• [Task input]
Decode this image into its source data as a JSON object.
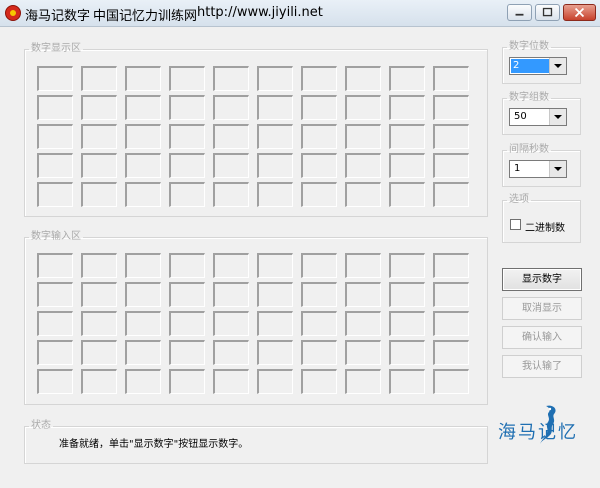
{
  "titlebar": {
    "app_name": "海马记数字",
    "org_name": "中国记忆力训练网",
    "url": "http://www.jiyili.net"
  },
  "display_area": {
    "label": "数字显示区",
    "rows": 5,
    "cols": 10
  },
  "input_area": {
    "label": "数字输入区",
    "rows": 5,
    "cols": 10
  },
  "settings": {
    "digit_count": {
      "label": "数字位数",
      "value": "2"
    },
    "group_count": {
      "label": "数字组数",
      "value": "50"
    },
    "interval_seconds": {
      "label": "间隔秒数",
      "value": "1"
    },
    "options": {
      "label": "选项",
      "binary_label": "二进制数",
      "binary_checked": false
    }
  },
  "buttons": {
    "show": "显示数字",
    "cancel": "取消显示",
    "confirm": "确认输入",
    "done": "我认输了"
  },
  "status": {
    "label": "状态",
    "message": "准备就绪，单击\"显示数字\"按钮显示数字。"
  },
  "logo": {
    "text": "海马记忆"
  },
  "colors": {
    "logo_blue": "#1f6fb2",
    "selection": "#3399ff",
    "close_red": "#c7412c"
  }
}
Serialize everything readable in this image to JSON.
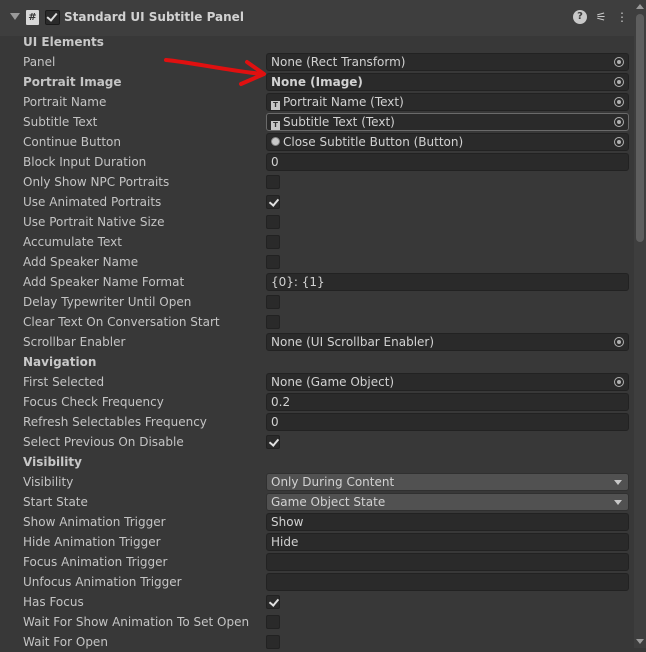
{
  "component": {
    "title": "Standard UI Subtitle Panel",
    "enabled": true
  },
  "sections": {
    "ui_elements": "UI Elements",
    "navigation": "Navigation",
    "visibility": "Visibility"
  },
  "fields": {
    "panel": {
      "label": "Panel",
      "value": "None (Rect Transform)"
    },
    "portrait_image": {
      "label": "Portrait Image",
      "value": "None (Image)"
    },
    "portrait_name": {
      "label": "Portrait Name",
      "value": "Portrait Name (Text)"
    },
    "subtitle_text": {
      "label": "Subtitle Text",
      "value": "Subtitle Text (Text)"
    },
    "continue_button": {
      "label": "Continue Button",
      "value": "Close Subtitle Button (Button)"
    },
    "block_input_duration": {
      "label": "Block Input Duration",
      "value": "0"
    },
    "only_show_npc_portraits": {
      "label": "Only Show NPC Portraits",
      "checked": false
    },
    "use_animated_portraits": {
      "label": "Use Animated Portraits",
      "checked": true
    },
    "use_portrait_native_size": {
      "label": "Use Portrait Native Size",
      "checked": false
    },
    "accumulate_text": {
      "label": "Accumulate Text",
      "checked": false
    },
    "add_speaker_name": {
      "label": "Add Speaker Name",
      "checked": false
    },
    "add_speaker_name_format": {
      "label": "Add Speaker Name Format",
      "value": "{0}: {1}"
    },
    "delay_typewriter_until_open": {
      "label": "Delay Typewriter Until Open",
      "checked": false
    },
    "clear_text_on_conversation_start": {
      "label": "Clear Text On Conversation Start",
      "checked": false
    },
    "scrollbar_enabler": {
      "label": "Scrollbar Enabler",
      "value": "None (UI Scrollbar Enabler)"
    },
    "first_selected": {
      "label": "First Selected",
      "value": "None (Game Object)"
    },
    "focus_check_frequency": {
      "label": "Focus Check Frequency",
      "value": "0.2"
    },
    "refresh_selectables_frequency": {
      "label": "Refresh Selectables Frequency",
      "value": "0"
    },
    "select_previous_on_disable": {
      "label": "Select Previous On Disable",
      "checked": true
    },
    "visibility": {
      "label": "Visibility",
      "value": "Only During Content"
    },
    "start_state": {
      "label": "Start State",
      "value": "Game Object State"
    },
    "show_animation_trigger": {
      "label": "Show Animation Trigger",
      "value": "Show"
    },
    "hide_animation_trigger": {
      "label": "Hide Animation Trigger",
      "value": "Hide"
    },
    "focus_animation_trigger": {
      "label": "Focus Animation Trigger",
      "value": ""
    },
    "unfocus_animation_trigger": {
      "label": "Unfocus Animation Trigger",
      "value": ""
    },
    "has_focus": {
      "label": "Has Focus",
      "checked": true
    },
    "wait_for_show_animation_to_set_open": {
      "label": "Wait For Show Animation To Set Open",
      "checked": false
    },
    "wait_for_open": {
      "label": "Wait For Open",
      "checked": false
    }
  },
  "colors": {
    "background": "#383838",
    "field_bg": "#2a2a2a",
    "annotation_arrow": "#e01010"
  },
  "icons": {
    "foldout": "triangle-down-icon",
    "script": "script-hash-icon",
    "help": "help-icon",
    "presets": "presets-sliders-icon",
    "menu": "kebab-menu-icon",
    "object_picker": "object-picker-icon",
    "text_component": "text-component-icon",
    "button_component": "button-radio-icon"
  }
}
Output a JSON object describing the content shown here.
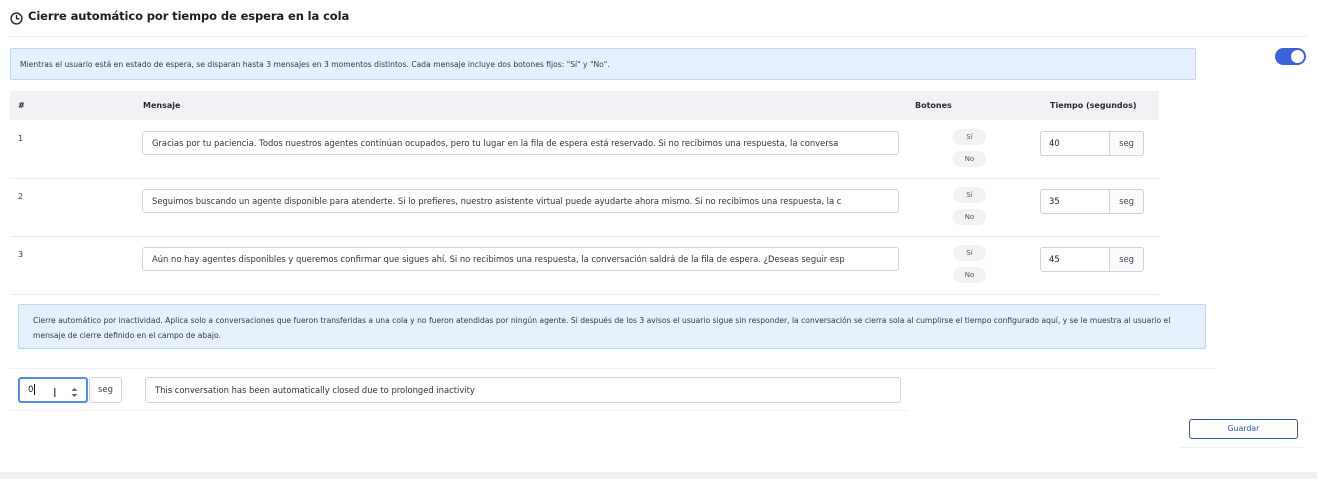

• [Aim]
Copy each line in the data that holds the word "显示数字".

• [Worked answer]
    "show": "显示数字",
    "message": "准备就绪，单击\"显示数字\"按钮显示数字。"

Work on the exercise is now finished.